Given instruction: Copy out only the span from the line with "What text is on this page?" to the end of the data, both ends kept, word for word.

Rows:
____

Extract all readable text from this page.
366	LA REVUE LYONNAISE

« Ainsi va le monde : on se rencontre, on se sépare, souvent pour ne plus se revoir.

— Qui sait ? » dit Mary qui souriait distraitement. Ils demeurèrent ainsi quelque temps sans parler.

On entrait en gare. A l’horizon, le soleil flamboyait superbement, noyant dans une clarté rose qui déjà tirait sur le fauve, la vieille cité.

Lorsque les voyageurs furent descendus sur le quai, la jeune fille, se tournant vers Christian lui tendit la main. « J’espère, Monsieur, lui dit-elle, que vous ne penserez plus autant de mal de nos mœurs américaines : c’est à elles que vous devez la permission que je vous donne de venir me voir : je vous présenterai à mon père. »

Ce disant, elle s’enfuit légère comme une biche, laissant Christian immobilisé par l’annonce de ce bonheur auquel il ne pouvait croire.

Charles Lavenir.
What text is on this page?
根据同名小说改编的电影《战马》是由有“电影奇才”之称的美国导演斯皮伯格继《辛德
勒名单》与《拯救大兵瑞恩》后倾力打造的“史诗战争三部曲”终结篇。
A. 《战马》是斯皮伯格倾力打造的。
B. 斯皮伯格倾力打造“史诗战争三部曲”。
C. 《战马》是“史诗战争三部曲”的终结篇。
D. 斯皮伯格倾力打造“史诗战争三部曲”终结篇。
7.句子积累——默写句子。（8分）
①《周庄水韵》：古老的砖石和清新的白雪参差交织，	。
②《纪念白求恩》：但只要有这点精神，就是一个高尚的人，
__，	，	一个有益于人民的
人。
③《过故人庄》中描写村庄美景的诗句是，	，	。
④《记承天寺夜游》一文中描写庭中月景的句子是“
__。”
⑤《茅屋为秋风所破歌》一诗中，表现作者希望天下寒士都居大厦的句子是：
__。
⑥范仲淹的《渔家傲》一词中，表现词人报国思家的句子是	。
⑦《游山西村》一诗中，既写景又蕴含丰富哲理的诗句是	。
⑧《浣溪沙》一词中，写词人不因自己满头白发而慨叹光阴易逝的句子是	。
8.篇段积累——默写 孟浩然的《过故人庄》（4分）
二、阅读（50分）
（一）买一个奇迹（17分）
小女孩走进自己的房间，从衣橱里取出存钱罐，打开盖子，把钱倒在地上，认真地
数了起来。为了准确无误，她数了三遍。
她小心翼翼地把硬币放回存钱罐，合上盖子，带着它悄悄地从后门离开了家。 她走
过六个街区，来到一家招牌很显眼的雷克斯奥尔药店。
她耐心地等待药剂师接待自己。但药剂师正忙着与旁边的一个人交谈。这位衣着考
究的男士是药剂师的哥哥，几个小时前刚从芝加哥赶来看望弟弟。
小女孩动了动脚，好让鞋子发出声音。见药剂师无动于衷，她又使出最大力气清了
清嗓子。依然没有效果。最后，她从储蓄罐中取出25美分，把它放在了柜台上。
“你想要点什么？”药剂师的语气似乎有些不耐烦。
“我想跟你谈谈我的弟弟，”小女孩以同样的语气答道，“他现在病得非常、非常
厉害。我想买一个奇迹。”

____

Response:
What text is on this page?
根据同名小说改编的电影《战马》是由有“电影奇才”之称的美国导演斯皮伯格继《辛德
勒名单》与《拯救大兵瑞恩》后倾力打造的“史诗战争三部曲”终结篇。
A. 《战马》是斯皮伯格倾力打造的。
B. 斯皮伯格倾力打造“史诗战争三部曲”。
C. 《战马》是“史诗战争三部曲”的终结篇。
D. 斯皮伯格倾力打造“史诗战争三部曲”终结篇。
7.句子积累——默写句子。（8分）
①《周庄水韵》：古老的砖石和清新的白雪参差交织，	。
②《纪念白求恩》：但只要有这点精神，就是一个高尚的人，
__，	，	一个有益于人民的
人。
③《过故人庄》中描写村庄美景的诗句是，	，	。
④《记承天寺夜游》一文中描写庭中月景的句子是“
__。”
⑤《茅屋为秋风所破歌》一诗中，表现作者希望天下寒士都居大厦的句子是：
__。
⑥范仲淹的《渔家傲》一词中，表现词人报国思家的句子是	。
⑦《游山西村》一诗中，既写景又蕴含丰富哲理的诗句是	。
⑧《浣溪沙》一词中，写词人不因自己满头白发而慨叹光阴易逝的句子是	。
8.篇段积累——默写 孟浩然的《过故人庄》（4分）
二、阅读（50分）
（一）买一个奇迹（17分）
小女孩走进自己的房间，从衣橱里取出存钱罐，打开盖子，把钱倒在地上，认真地
数了起来。为了准确无误，她数了三遍。
她小心翼翼地把硬币放回存钱罐，合上盖子，带着它悄悄地从后门离开了家。 她走
过六个街区，来到一家招牌很显眼的雷克斯奥尔药店。
她耐心地等待药剂师接待自己。但药剂师正忙着与旁边的一个人交谈。这位衣着考
究的男士是药剂师的哥哥，几个小时前刚从芝加哥赶来看望弟弟。
小女孩动了动脚，好让鞋子发出声音。见药剂师无动于衷，她又使出最大力气清了
清嗓子。依然没有效果。最后，她从储蓄罐中取出25美分，把它放在了柜台上。
“你想要点什么？”药剂师的语气似乎有些不耐烦。
“我想跟你谈谈我的弟弟，”小女孩以同样的语气答道，“他现在病得非常、非常
厉害。我想买一个奇迹。”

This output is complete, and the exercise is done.